[start]

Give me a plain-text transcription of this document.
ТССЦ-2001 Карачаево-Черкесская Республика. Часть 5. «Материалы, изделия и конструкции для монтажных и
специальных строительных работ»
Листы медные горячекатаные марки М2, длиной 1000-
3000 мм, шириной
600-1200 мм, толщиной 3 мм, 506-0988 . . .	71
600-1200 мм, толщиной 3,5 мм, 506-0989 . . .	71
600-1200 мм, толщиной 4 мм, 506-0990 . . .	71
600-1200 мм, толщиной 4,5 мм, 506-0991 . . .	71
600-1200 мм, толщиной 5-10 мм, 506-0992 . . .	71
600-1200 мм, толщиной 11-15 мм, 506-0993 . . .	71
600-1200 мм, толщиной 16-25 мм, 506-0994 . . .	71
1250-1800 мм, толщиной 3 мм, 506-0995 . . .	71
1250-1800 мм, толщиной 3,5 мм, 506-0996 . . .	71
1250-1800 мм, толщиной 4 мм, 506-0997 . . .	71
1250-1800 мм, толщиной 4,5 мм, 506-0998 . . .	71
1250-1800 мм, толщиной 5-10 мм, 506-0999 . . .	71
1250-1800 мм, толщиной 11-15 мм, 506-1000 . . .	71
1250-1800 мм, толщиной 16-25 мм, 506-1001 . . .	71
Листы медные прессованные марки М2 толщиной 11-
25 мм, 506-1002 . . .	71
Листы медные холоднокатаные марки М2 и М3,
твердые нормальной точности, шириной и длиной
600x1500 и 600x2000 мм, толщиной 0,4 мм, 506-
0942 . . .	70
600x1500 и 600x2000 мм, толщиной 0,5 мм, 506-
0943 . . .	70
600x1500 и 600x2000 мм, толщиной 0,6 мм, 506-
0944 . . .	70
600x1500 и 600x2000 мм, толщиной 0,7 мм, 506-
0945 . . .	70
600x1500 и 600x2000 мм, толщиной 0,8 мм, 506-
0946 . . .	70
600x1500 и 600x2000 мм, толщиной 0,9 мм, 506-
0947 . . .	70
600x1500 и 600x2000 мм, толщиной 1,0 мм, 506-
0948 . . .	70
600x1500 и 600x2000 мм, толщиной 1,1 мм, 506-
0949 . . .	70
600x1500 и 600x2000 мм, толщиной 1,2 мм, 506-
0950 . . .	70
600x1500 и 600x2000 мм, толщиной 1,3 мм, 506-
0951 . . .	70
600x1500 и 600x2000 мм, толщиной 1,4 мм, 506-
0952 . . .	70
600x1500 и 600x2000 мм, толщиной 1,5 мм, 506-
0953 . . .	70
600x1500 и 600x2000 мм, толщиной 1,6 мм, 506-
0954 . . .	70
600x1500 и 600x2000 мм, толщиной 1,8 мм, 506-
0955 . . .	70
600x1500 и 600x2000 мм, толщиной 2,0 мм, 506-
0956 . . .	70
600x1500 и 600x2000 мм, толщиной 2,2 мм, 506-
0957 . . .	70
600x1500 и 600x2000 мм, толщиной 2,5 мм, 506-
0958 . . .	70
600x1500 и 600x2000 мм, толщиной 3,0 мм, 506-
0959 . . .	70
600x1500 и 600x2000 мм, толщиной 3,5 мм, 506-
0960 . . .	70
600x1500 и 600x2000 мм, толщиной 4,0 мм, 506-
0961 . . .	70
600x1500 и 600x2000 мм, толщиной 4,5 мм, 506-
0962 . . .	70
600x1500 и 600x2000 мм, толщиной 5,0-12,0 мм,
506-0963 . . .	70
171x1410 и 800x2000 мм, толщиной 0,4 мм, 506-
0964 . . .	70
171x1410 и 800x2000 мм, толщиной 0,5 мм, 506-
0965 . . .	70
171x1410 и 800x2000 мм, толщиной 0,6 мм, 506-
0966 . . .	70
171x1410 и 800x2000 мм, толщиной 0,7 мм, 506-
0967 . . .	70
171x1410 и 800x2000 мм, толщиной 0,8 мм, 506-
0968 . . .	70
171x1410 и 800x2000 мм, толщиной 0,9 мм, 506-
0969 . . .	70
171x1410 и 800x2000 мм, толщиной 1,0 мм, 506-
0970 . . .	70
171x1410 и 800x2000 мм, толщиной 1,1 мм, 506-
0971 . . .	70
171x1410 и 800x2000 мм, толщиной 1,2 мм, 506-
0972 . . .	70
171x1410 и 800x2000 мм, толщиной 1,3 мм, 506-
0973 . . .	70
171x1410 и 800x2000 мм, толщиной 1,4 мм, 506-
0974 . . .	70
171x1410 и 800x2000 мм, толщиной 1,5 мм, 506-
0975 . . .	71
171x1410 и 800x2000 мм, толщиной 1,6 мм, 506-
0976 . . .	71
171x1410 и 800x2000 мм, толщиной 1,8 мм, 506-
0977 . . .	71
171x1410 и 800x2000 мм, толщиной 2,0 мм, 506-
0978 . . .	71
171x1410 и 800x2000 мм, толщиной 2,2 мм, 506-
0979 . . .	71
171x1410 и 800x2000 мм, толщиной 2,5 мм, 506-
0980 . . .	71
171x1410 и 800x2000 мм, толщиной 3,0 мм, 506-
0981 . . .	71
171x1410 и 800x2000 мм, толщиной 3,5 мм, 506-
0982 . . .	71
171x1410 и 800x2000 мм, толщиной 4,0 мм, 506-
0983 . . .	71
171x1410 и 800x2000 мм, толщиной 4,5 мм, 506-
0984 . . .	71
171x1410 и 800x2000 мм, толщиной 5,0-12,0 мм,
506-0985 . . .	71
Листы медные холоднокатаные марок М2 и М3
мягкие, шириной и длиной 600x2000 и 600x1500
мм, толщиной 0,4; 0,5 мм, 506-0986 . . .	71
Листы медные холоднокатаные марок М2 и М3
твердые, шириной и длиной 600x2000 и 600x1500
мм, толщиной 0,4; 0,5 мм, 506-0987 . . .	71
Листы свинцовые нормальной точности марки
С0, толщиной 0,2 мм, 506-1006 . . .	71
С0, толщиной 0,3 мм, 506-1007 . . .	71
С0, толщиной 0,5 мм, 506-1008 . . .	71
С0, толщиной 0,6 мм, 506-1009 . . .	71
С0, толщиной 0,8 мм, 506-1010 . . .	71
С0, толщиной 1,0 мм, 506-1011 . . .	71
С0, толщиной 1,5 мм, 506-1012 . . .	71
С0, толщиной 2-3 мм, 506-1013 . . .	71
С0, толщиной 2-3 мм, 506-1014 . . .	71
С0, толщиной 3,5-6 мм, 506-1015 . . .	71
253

[end]

Locate the word "шириной" in the records and collect each line it appears in.

**Finished exercise**
3000 мм, шириной
твердые нормальной точности, шириной и длиной
мягкие, шириной и длиной 600x2000 и 600x1500
твердые, шириной и длиной 600x2000 и 600x1500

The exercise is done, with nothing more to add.